» Description of the task: Collect every line below that contains the word "lava".

#### Material for this exercise ####

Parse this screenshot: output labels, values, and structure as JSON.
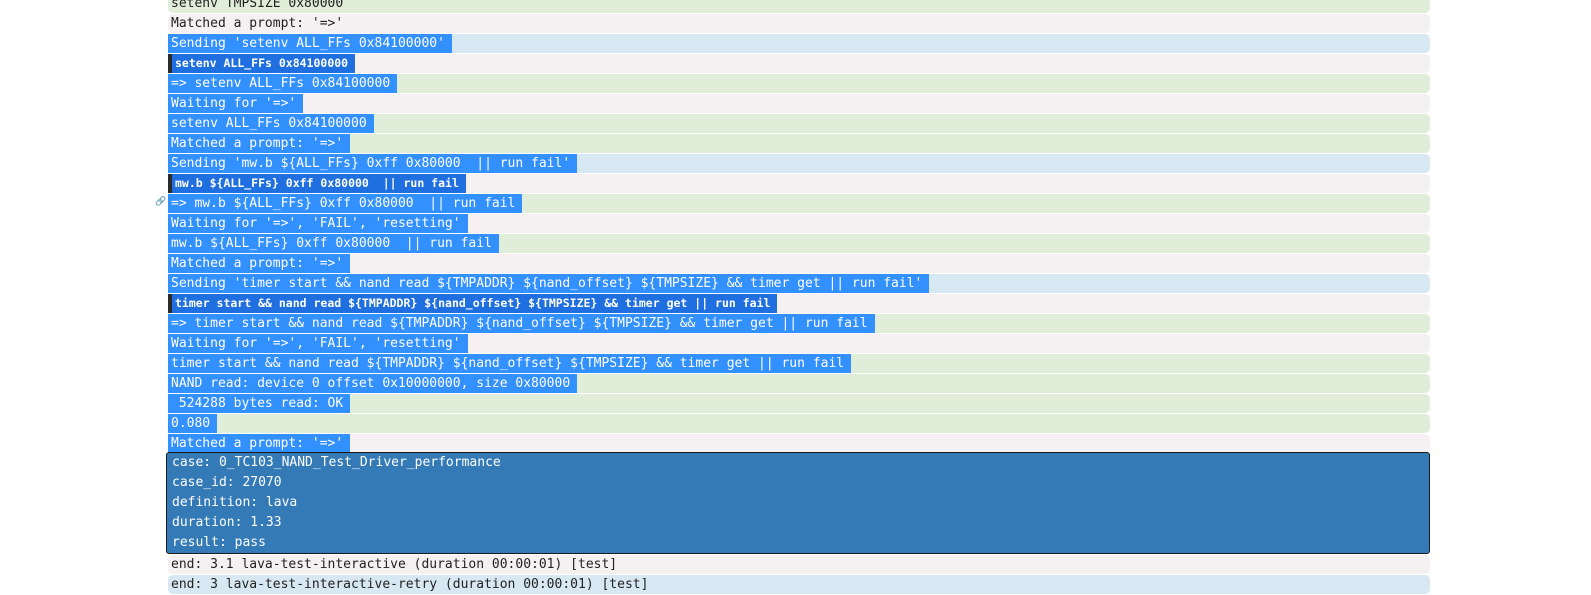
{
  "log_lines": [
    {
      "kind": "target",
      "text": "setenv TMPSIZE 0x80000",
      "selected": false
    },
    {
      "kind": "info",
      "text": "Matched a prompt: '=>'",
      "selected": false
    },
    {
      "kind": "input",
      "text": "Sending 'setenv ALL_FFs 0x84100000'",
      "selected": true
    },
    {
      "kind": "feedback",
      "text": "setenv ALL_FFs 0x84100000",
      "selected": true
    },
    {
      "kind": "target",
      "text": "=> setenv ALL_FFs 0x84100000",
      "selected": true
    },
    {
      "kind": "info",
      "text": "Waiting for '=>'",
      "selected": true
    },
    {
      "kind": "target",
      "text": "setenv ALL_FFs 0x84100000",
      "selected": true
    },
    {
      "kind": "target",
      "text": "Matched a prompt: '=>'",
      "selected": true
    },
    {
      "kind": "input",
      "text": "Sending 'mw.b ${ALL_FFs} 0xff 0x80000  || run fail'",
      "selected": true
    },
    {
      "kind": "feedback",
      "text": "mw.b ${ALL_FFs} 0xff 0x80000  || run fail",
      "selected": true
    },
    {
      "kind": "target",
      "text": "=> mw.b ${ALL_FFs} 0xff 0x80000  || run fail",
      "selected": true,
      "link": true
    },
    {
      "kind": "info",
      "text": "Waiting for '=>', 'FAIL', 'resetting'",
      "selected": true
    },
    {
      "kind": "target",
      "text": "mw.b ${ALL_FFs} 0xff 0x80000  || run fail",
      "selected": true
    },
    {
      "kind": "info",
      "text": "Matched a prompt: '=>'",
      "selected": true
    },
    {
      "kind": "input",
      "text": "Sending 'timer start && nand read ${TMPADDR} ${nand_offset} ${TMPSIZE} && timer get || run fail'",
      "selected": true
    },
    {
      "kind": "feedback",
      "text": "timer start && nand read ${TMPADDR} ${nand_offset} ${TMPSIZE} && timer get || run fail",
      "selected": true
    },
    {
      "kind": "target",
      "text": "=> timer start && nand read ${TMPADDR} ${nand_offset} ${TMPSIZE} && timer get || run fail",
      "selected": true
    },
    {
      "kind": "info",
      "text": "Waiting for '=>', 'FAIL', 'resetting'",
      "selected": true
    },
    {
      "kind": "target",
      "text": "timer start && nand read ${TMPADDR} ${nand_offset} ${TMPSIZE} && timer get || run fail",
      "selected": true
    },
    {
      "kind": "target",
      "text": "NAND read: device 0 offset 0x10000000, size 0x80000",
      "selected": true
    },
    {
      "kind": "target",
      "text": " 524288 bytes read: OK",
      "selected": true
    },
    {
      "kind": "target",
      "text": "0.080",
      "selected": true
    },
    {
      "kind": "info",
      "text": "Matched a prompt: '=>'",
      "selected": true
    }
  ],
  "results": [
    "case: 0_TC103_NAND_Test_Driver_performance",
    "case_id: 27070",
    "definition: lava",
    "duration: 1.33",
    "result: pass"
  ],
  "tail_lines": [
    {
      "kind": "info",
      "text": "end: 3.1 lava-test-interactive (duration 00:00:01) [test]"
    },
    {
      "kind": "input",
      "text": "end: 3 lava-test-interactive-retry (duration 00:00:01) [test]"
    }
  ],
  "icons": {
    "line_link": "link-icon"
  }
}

####
#### Material for this exercise ####

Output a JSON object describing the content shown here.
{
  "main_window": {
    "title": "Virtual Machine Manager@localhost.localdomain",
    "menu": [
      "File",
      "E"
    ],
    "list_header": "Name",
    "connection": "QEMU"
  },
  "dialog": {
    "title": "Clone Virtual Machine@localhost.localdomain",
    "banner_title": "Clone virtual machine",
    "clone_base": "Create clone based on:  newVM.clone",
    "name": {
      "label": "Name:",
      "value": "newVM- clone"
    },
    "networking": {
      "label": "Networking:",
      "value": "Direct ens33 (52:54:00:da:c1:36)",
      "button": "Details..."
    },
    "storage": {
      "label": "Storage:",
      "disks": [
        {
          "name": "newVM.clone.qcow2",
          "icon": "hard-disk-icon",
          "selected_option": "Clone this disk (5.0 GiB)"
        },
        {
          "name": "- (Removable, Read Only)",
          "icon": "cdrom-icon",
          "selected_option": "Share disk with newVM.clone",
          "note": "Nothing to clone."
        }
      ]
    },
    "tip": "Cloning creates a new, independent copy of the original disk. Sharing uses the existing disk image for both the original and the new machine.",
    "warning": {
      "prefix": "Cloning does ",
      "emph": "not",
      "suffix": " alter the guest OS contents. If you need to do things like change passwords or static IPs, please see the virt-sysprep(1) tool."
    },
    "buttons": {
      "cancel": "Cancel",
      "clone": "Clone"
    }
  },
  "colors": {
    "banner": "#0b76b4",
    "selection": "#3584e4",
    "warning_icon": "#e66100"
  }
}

####

» Answer for this exercise:
    "definition: lava",
      "text": "end: 3.1 lava-test-interactive (duration 00:00:01) [test]"
      "text": "end: 3 lava-test-interactive-retry (duration 00:00:01) [test]"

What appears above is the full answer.